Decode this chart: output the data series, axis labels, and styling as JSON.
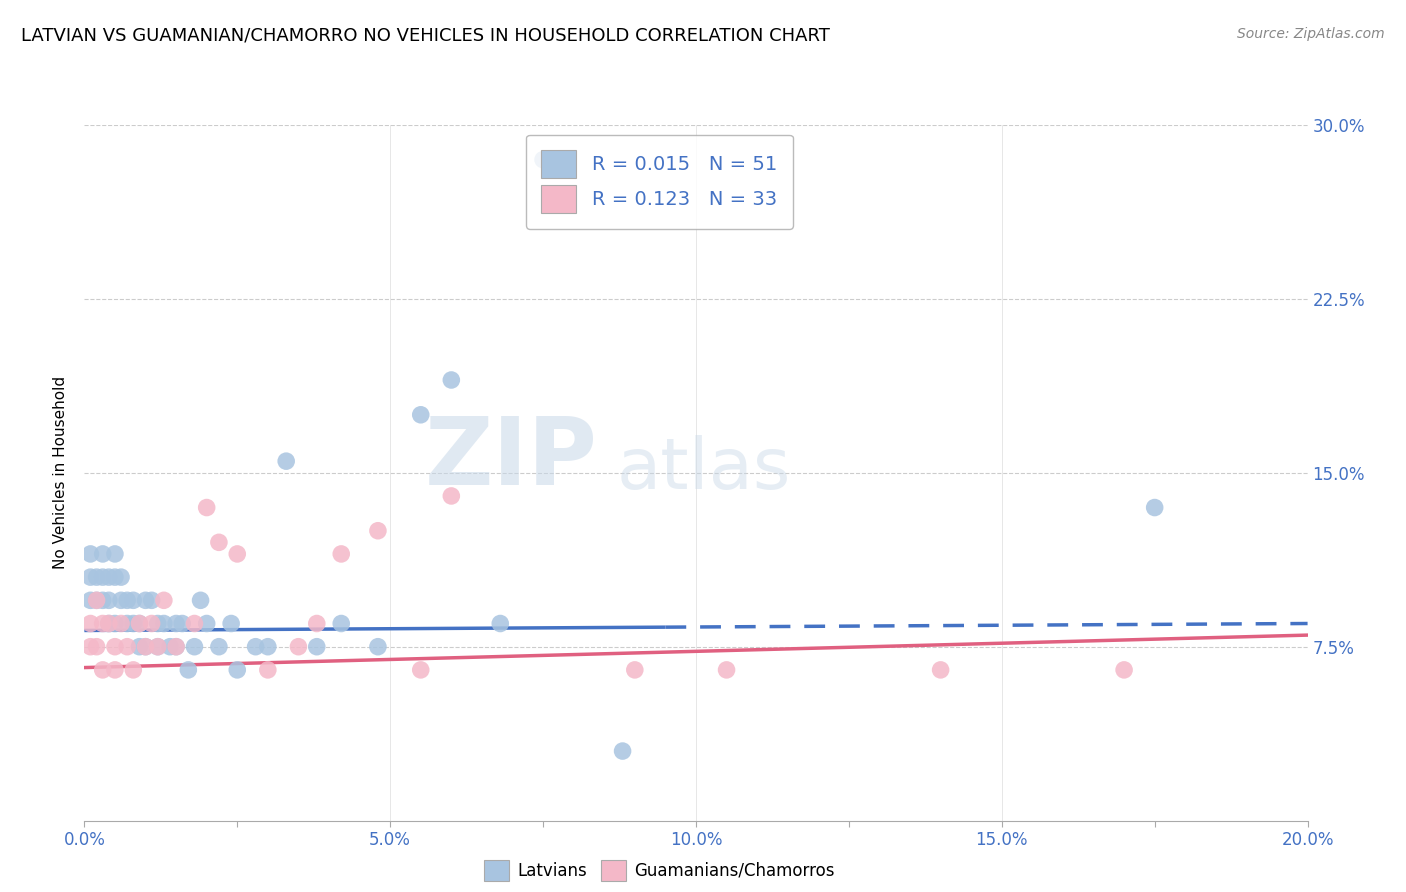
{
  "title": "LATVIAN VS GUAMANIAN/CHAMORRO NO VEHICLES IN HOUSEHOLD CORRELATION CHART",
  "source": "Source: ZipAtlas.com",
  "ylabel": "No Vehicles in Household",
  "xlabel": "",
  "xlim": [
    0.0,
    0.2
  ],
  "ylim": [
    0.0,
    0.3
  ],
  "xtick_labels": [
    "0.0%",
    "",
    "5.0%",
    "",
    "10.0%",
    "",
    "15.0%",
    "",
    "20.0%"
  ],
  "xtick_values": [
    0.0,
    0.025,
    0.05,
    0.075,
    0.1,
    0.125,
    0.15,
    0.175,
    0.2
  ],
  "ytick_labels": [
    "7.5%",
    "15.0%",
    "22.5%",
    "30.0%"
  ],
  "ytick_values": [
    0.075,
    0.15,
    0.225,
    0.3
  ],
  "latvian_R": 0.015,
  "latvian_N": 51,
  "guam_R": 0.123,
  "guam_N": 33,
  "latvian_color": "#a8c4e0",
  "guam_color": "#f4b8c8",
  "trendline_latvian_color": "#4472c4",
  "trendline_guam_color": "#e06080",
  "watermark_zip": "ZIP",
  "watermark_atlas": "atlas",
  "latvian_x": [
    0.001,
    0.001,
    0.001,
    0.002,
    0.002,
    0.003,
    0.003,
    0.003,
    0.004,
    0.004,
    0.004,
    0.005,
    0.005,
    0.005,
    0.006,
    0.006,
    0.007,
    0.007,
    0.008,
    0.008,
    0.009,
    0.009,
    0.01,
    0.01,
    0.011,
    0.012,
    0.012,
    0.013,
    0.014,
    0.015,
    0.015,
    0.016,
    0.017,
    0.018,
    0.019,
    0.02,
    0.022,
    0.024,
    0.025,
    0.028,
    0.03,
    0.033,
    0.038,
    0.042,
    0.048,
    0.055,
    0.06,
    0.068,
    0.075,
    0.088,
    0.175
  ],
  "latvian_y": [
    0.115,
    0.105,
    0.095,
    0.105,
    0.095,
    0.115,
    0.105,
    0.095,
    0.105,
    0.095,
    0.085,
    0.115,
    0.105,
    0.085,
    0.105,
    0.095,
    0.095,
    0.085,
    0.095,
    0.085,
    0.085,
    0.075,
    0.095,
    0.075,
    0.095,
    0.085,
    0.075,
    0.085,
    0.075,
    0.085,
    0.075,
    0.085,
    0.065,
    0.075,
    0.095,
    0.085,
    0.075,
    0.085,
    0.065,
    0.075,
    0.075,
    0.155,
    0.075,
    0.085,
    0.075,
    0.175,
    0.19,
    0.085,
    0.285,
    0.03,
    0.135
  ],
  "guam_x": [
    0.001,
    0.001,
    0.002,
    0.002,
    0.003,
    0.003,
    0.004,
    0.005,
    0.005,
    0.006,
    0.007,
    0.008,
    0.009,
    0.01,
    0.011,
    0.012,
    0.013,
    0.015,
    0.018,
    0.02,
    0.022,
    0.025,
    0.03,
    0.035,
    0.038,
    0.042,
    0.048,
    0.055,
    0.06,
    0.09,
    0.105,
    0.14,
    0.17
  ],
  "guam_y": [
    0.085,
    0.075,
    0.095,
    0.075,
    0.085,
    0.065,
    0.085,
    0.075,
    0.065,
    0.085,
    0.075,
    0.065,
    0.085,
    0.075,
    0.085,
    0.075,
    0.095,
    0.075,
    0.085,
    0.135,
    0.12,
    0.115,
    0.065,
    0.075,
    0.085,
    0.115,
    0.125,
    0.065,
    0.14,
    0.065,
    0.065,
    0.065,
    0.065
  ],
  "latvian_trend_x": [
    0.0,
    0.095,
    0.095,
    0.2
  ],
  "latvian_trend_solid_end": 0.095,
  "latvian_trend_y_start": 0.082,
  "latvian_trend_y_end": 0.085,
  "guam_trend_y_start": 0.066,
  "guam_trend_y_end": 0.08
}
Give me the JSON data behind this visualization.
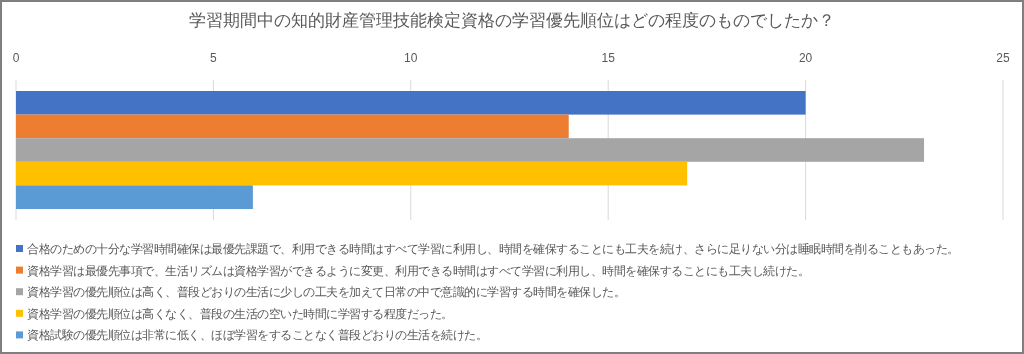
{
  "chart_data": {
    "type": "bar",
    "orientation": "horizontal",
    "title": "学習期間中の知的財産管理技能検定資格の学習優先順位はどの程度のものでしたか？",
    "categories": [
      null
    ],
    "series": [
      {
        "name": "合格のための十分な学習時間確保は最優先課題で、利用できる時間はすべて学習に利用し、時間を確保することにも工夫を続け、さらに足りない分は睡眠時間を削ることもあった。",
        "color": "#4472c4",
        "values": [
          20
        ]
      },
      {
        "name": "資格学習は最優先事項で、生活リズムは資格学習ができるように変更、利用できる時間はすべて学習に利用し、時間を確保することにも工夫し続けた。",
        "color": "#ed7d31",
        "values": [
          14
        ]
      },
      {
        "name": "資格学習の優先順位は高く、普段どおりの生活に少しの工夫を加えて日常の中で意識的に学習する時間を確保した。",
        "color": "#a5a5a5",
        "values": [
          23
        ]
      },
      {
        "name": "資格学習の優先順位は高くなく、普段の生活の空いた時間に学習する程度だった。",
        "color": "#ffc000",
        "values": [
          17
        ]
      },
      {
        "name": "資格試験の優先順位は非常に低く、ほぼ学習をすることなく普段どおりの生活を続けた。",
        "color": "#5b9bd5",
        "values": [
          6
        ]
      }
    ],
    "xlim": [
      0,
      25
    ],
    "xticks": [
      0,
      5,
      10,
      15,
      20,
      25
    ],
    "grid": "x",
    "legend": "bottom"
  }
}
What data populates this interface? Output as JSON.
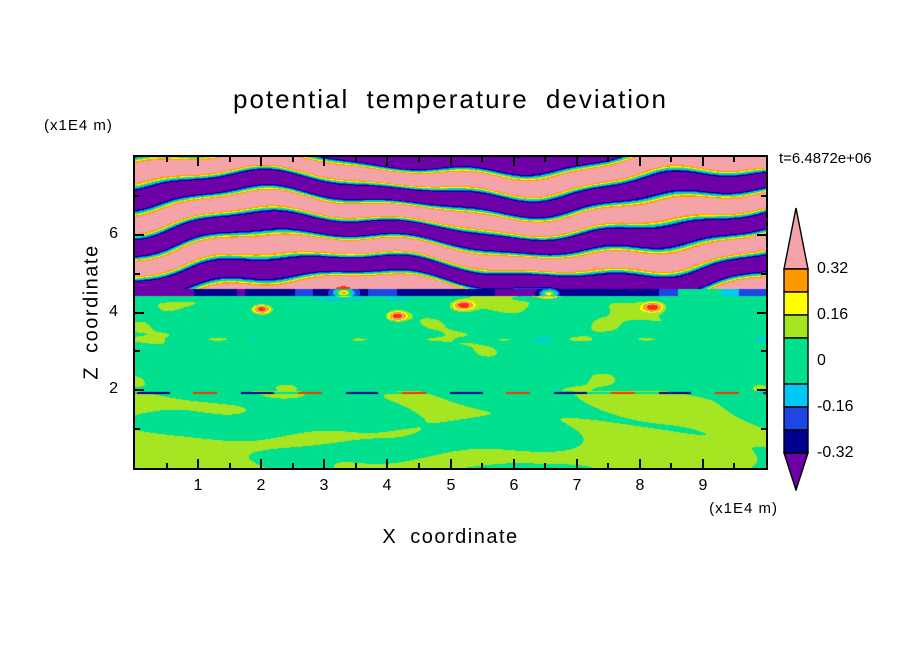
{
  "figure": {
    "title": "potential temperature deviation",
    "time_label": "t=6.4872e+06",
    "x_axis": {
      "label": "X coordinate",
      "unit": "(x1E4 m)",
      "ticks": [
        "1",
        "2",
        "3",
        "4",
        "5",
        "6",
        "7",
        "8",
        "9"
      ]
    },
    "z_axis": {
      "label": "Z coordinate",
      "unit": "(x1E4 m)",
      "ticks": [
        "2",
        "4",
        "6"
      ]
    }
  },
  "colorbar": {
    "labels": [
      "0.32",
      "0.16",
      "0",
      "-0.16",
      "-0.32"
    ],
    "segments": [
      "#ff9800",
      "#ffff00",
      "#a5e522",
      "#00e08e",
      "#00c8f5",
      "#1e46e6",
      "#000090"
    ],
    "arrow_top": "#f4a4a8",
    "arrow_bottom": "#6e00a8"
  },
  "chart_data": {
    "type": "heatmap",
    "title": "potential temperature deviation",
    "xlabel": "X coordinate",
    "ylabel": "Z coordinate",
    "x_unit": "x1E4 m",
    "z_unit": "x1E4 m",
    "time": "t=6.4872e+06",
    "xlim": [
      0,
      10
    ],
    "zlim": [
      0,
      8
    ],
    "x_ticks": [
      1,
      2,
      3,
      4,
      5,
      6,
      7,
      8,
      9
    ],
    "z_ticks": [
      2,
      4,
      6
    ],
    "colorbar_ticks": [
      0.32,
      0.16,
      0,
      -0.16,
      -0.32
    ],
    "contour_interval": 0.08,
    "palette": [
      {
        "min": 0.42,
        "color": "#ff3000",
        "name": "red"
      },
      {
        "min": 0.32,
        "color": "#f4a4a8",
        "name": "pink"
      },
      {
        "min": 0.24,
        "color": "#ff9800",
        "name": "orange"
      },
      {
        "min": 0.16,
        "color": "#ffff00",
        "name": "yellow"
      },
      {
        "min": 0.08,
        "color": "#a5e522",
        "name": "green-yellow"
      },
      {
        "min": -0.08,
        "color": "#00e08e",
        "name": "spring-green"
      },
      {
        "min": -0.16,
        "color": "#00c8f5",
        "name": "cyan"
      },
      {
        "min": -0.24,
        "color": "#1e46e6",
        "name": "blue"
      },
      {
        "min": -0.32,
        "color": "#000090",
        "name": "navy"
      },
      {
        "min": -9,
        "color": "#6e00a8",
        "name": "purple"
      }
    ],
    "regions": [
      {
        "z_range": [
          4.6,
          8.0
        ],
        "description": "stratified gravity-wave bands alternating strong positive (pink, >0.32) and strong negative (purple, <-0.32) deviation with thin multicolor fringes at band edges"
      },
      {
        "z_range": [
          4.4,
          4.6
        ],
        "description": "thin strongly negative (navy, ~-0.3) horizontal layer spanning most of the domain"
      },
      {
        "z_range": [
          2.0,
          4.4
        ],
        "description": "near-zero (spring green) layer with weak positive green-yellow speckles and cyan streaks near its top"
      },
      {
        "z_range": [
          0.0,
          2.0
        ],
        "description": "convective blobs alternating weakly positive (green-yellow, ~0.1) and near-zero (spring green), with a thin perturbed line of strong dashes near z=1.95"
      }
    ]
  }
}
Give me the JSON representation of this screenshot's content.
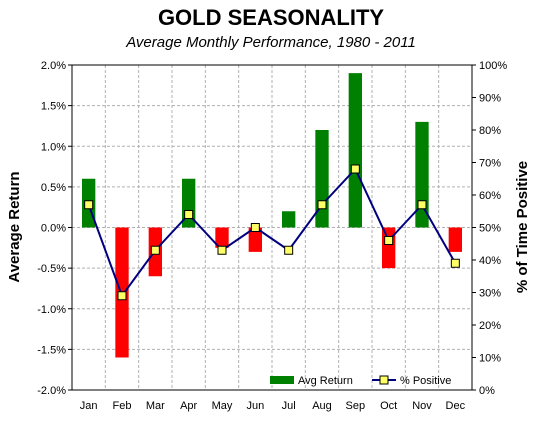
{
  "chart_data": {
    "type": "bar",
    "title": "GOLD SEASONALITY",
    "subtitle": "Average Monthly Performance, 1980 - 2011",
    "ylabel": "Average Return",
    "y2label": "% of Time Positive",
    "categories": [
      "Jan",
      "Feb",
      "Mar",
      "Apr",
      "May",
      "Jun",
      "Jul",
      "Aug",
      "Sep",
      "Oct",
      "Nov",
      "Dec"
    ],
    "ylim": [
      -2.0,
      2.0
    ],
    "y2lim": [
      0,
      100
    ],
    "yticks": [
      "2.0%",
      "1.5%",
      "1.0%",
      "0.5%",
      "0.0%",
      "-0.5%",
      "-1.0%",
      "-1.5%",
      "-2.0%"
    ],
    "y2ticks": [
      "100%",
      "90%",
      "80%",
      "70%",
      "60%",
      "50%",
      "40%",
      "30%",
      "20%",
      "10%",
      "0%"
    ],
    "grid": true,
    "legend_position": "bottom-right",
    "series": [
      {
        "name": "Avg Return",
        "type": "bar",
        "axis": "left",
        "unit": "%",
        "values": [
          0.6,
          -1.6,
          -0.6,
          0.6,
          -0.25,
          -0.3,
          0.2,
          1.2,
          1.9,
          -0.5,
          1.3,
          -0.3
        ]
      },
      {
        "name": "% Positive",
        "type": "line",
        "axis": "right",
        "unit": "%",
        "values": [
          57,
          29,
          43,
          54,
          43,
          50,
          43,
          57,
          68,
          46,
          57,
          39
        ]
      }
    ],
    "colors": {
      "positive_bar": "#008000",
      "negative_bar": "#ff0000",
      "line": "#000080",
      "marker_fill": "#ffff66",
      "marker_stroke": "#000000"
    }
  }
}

----------------------------------------

## Task statement
Look for "right" and pull out every line that has it.

## Exercise answer
    "legend_position": "bottom-right",
        "axis": "right",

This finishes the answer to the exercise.